[start]

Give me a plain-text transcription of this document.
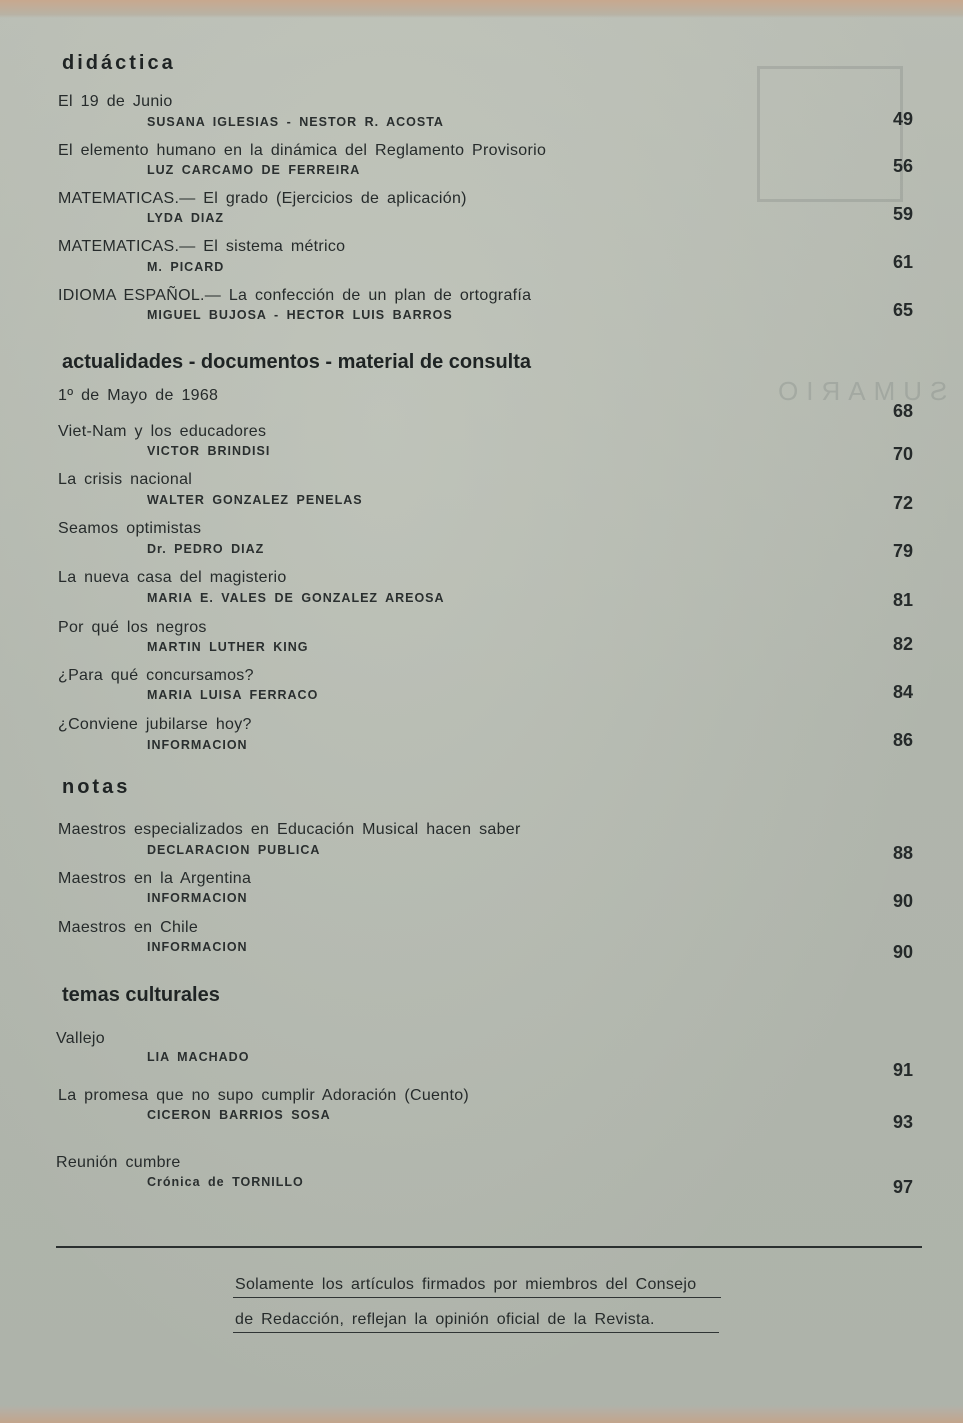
SUMARIO
didáctica
El 19 de Junio
SUSANA IGLESIAS - NESTOR R. ACOSTA	49
El elemento humano en la dinámica del Reglamento Provisorio
LUZ CARCAMO DE FERREIRA	56
MATEMATICAS.— El grado (Ejercicios de aplicación)
LYDA DIAZ	59
MATEMATICAS.— El sistema métrico
M. PICARD	61
IDIOMA ESPAÑOL.— La confección de un plan de ortografía
MIGUEL BUJOSA - HECTOR LUIS BARROS	65
actualidades - documentos - material de consulta
1º de Mayo de 1968
68
Viet-Nam y los educadores
VICTOR BRINDISI	70
La crisis nacional
WALTER GONZALEZ PENELAS	72
Seamos optimistas
Dr. PEDRO DIAZ	79
La nueva casa del magisterio
MARIA E. VALES DE GONZALEZ AREOSA	81
Por qué los negros
MARTIN LUTHER KING	82
¿Para qué concursamos?
MARIA LUISA FERRACO	84
¿Conviene jubilarse hoy?
INFORMACION	86
notas
Maestros especializados en Educación Musical hacen saber
DECLARACION PUBLICA	88
Maestros en la Argentina
INFORMACION	90
Maestros en Chile
INFORMACION	90
temas culturales
Vallejo
LIA MACHADO
91
La promesa que no supo cumplir Adoración (Cuento)
CICERON BARRIOS SOSA	93
Reunión cumbre
Crónica de TORNILLO	97
Solamente los artículos firmados por miembros del Consejo
de Redacción, reflejan la opinión oficial de la Revista.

[end]

## Required task
List every line above that contains the word "GONZALEZ".

## Exercise response
WALTER GONZALEZ PENELAS	72
MARIA E. VALES DE GONZALEZ AREOSA	81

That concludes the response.